Data for the task
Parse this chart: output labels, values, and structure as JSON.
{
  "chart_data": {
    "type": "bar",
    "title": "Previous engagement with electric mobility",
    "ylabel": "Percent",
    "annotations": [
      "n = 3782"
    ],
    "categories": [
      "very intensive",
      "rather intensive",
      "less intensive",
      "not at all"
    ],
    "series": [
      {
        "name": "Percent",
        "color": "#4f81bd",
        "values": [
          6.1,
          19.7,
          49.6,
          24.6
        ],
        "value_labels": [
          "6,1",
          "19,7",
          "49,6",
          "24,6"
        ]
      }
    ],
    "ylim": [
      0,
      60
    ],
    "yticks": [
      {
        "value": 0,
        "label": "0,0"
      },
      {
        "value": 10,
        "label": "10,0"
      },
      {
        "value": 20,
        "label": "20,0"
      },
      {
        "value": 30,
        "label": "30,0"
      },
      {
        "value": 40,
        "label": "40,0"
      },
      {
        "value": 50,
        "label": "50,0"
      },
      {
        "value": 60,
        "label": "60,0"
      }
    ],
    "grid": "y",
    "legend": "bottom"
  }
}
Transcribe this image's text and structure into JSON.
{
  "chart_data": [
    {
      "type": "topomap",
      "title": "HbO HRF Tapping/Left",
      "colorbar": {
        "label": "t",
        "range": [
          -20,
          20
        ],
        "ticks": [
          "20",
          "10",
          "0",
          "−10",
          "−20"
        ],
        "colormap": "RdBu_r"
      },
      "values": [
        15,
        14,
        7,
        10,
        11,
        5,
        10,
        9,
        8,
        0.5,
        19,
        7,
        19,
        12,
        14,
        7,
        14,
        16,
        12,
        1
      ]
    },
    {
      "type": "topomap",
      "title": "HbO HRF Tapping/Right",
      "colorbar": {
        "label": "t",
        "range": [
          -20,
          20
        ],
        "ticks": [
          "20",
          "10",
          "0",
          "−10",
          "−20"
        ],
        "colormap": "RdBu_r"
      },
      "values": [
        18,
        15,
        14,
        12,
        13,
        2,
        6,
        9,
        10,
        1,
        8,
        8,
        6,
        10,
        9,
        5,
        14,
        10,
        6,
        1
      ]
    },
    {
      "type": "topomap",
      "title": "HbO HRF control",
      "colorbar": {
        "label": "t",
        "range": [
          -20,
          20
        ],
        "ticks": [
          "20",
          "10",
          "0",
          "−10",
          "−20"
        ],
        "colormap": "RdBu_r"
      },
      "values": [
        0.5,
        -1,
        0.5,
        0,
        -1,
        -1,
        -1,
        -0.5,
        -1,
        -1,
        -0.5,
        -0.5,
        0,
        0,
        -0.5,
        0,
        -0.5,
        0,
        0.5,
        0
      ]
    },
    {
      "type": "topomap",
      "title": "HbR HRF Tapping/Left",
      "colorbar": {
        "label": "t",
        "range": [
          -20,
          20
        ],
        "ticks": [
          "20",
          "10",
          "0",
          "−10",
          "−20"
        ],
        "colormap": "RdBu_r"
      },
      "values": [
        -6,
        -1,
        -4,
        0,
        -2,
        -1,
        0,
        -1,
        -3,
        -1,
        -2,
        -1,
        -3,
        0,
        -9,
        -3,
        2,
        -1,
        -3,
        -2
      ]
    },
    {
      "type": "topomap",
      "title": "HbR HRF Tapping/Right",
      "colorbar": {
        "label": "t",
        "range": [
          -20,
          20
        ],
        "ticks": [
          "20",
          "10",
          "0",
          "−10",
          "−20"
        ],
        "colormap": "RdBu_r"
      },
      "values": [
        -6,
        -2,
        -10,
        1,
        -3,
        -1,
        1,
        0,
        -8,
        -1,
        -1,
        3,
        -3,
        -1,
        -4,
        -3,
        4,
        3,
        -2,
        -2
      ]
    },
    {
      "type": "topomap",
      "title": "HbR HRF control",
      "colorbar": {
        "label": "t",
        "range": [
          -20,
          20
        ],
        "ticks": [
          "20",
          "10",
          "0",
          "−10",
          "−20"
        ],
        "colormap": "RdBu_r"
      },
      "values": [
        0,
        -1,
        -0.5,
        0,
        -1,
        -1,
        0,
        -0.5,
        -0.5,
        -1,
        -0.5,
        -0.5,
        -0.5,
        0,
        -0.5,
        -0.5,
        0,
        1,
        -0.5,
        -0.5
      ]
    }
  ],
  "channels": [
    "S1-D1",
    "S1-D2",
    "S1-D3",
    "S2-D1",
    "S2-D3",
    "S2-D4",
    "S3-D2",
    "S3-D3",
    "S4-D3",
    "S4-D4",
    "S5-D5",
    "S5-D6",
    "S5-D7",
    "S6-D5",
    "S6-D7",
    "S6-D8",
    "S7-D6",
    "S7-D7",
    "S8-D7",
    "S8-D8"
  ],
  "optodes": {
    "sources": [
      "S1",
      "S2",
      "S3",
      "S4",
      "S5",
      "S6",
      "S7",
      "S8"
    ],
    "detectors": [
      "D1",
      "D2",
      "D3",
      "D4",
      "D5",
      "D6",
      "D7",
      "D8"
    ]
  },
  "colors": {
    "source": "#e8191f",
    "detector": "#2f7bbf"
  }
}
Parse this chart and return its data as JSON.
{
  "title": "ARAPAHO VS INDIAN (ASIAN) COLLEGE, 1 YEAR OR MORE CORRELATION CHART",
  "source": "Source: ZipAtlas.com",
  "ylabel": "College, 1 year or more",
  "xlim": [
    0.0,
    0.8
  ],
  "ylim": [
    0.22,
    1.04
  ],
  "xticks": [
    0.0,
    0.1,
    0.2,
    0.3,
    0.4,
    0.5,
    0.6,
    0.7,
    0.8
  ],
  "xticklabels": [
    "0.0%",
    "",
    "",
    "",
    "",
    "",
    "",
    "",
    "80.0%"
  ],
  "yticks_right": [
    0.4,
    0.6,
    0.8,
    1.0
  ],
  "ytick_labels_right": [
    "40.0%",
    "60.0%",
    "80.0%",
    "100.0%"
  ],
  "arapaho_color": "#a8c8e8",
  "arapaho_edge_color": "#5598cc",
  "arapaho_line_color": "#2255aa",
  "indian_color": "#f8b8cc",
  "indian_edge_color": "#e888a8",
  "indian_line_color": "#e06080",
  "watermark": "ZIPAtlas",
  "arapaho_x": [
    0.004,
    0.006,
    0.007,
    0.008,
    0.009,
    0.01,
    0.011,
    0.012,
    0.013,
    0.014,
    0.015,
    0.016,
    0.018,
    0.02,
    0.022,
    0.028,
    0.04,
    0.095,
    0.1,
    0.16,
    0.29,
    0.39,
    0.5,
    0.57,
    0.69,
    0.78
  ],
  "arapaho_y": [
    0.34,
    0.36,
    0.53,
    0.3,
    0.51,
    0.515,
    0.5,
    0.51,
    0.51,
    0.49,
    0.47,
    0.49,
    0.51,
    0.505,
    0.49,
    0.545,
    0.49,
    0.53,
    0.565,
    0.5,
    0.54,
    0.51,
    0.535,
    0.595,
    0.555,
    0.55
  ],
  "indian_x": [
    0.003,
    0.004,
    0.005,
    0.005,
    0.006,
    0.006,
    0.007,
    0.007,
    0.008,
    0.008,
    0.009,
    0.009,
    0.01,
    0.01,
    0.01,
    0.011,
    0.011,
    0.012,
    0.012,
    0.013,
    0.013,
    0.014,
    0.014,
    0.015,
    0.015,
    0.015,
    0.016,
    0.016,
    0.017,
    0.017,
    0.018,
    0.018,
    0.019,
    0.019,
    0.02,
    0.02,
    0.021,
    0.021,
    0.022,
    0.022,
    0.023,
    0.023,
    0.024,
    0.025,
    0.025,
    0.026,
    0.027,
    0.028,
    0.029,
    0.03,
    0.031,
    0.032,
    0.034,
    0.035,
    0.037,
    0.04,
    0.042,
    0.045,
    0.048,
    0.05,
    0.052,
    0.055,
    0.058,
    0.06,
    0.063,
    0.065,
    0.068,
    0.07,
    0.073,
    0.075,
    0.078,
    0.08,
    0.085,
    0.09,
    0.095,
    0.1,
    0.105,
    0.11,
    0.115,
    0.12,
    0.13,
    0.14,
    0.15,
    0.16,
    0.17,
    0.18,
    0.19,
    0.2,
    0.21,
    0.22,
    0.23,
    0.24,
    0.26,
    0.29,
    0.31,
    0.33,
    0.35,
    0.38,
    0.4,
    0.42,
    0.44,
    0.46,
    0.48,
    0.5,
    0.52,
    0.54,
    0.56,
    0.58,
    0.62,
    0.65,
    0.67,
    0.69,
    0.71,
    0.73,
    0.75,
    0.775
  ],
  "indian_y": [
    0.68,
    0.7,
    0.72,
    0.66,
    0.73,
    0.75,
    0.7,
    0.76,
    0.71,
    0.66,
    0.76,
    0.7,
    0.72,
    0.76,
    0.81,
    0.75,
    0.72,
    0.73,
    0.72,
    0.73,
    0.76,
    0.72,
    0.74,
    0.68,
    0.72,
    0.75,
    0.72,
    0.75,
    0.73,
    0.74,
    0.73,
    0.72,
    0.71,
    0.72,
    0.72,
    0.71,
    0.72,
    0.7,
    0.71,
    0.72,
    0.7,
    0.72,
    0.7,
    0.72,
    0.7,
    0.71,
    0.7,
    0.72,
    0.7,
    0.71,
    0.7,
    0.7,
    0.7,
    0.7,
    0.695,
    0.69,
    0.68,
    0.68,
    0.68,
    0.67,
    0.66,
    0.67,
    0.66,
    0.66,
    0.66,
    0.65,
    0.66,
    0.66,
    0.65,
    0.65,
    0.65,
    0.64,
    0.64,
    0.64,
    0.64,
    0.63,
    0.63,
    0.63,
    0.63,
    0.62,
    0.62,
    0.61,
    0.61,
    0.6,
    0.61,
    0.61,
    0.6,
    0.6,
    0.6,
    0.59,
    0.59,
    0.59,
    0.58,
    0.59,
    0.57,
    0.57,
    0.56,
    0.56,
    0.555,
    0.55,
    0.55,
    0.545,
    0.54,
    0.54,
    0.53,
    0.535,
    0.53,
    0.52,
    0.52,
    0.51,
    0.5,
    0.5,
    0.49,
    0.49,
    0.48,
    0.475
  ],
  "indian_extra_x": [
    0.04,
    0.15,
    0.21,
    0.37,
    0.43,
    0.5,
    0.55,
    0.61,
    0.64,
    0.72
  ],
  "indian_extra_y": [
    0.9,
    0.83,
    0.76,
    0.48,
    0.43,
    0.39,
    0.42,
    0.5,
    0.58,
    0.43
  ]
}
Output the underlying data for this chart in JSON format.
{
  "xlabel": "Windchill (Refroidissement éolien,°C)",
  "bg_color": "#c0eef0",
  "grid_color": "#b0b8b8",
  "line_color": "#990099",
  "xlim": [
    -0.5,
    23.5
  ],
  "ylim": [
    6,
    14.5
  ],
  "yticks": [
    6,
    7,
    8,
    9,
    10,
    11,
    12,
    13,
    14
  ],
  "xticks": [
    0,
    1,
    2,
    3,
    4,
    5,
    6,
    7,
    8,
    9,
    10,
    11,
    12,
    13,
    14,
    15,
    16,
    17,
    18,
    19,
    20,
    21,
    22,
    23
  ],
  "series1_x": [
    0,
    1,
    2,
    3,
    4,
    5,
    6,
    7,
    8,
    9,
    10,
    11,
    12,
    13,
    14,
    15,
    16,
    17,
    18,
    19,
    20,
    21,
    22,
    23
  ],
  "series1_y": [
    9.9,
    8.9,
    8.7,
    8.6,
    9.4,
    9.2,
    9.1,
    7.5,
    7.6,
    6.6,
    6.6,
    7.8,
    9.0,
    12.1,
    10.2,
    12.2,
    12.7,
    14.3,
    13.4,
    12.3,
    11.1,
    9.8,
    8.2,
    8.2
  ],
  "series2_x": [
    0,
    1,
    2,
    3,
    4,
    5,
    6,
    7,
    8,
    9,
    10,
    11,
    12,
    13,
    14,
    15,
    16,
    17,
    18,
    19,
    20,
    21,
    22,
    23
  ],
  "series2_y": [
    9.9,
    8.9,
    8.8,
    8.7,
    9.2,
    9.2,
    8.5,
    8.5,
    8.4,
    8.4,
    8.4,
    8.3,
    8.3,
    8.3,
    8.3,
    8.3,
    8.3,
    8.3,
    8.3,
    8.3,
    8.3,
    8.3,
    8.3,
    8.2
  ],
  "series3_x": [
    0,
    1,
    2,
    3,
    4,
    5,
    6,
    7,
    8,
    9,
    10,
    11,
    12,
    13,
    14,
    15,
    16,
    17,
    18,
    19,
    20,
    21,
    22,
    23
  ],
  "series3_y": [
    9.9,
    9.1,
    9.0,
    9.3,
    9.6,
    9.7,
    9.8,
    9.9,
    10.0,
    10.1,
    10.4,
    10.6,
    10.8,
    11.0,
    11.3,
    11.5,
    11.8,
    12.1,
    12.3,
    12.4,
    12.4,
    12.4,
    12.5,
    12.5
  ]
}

Objective
How many lines of the entries above hold the string "intensive"? Reply with the number alone.

Solved problem
3